(Extracted data entries)

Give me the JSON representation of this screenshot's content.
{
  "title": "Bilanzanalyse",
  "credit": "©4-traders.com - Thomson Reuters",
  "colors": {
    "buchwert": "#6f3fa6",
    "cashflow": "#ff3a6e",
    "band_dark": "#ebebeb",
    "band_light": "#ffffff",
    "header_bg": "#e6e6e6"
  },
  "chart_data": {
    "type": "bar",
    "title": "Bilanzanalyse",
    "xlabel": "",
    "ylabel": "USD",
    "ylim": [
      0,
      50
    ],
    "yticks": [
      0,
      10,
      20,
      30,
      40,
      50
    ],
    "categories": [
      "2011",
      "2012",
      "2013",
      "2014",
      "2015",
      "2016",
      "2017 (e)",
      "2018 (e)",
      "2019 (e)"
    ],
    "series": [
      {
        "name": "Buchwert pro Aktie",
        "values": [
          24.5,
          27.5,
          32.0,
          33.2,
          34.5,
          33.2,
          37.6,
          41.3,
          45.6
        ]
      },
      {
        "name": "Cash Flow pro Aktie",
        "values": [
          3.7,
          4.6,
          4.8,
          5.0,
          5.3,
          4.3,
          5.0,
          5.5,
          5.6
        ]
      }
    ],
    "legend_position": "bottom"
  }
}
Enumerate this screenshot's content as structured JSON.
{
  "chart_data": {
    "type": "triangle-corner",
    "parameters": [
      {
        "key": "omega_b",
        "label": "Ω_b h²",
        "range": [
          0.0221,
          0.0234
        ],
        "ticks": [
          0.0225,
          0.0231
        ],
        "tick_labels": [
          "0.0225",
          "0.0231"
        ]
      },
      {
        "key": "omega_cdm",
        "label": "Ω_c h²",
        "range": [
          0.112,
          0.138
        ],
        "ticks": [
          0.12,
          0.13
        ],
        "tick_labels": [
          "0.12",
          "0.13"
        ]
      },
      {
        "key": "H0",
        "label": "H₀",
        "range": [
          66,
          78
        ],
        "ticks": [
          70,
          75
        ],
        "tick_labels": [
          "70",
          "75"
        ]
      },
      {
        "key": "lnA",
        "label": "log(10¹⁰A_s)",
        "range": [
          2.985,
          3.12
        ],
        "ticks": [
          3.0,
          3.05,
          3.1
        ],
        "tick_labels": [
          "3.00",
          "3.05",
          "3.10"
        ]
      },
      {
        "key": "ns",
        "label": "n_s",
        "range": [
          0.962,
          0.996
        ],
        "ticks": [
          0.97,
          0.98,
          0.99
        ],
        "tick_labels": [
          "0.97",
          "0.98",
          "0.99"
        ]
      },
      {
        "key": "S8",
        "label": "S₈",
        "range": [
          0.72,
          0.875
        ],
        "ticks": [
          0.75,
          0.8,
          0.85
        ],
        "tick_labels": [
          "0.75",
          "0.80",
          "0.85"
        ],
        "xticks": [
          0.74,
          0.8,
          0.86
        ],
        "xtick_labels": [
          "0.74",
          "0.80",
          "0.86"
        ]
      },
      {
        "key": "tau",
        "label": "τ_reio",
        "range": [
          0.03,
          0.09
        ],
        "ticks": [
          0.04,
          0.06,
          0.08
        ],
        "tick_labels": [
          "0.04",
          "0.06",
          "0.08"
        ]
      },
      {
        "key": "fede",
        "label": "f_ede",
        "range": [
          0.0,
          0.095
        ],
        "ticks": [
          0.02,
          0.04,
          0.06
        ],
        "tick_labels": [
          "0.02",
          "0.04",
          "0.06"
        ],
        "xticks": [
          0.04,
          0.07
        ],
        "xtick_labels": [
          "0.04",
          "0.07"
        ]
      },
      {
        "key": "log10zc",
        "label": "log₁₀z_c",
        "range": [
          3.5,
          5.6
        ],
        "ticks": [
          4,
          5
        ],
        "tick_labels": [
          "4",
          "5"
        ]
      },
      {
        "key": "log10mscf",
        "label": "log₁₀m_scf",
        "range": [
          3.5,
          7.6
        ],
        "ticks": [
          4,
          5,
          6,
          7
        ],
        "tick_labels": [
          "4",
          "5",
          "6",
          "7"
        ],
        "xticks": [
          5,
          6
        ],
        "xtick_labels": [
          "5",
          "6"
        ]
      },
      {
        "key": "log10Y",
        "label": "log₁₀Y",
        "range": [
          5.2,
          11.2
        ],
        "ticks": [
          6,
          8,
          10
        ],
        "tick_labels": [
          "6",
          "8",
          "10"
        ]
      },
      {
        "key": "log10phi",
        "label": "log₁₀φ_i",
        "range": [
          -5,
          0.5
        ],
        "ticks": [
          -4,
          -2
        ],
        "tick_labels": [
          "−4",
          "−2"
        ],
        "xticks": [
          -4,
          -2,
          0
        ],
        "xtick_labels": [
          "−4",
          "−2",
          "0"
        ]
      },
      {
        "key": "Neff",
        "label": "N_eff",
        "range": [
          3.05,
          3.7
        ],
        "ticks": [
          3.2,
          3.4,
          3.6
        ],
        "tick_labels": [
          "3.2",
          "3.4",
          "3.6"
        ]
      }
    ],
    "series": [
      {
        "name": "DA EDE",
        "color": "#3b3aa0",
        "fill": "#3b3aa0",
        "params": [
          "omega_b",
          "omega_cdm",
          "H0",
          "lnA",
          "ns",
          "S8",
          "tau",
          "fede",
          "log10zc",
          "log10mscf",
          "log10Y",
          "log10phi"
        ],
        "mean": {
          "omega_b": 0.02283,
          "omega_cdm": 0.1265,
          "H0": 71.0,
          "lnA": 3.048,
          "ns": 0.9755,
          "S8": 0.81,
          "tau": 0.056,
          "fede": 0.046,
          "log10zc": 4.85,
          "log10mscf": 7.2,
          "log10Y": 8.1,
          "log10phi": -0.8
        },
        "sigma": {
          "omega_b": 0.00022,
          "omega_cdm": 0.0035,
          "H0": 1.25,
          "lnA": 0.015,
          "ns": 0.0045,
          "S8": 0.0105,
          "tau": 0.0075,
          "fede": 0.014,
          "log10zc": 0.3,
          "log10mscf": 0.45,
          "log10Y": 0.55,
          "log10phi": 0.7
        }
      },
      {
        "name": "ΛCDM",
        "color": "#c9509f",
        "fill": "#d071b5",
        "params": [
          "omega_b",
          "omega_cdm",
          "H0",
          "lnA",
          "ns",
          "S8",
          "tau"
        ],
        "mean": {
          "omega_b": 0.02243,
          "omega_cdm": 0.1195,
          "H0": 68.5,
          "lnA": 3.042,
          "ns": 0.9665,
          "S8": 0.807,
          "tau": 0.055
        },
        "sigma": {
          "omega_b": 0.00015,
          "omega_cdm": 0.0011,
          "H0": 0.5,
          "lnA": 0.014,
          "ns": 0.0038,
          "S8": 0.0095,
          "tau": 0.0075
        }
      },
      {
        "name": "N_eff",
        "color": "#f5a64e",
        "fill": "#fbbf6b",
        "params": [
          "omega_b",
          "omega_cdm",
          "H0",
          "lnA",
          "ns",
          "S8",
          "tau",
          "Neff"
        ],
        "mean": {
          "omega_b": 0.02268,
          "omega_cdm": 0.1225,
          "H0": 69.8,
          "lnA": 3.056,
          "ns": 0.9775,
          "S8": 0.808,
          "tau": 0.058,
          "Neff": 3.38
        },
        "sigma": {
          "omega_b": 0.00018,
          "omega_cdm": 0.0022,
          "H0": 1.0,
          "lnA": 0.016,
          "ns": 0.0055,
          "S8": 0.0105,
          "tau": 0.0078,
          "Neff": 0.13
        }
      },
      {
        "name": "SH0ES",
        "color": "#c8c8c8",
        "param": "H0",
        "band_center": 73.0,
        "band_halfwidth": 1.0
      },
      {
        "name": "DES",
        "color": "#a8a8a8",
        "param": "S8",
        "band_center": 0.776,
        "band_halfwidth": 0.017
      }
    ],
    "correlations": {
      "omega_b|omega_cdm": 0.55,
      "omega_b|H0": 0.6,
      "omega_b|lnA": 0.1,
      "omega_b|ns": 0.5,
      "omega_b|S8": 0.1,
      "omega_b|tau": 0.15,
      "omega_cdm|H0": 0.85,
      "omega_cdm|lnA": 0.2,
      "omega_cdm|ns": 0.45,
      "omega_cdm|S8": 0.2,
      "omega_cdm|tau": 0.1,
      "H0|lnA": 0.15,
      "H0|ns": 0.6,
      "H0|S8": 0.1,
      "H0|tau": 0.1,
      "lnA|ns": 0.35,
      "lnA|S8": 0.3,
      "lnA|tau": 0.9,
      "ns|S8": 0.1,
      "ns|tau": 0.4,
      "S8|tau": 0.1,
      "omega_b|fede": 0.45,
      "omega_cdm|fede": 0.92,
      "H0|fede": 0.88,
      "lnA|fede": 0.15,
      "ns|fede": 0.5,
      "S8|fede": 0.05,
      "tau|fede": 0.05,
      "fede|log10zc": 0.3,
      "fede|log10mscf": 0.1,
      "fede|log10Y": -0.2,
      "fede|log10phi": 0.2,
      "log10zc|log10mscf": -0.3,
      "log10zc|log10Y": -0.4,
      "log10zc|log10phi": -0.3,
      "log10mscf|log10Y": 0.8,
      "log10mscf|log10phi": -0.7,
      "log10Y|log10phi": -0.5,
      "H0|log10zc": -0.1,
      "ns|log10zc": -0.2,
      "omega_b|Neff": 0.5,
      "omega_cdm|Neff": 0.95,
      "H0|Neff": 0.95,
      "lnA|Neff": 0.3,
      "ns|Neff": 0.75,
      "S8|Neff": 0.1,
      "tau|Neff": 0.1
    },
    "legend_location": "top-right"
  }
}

> WHAT YOU HAVE TO DO
Gather all lines from the records above in which "title" appears.

> WRITTEN RESPONSE
  "title": "Bilanzanalyse",
    "title": "Bilanzanalyse",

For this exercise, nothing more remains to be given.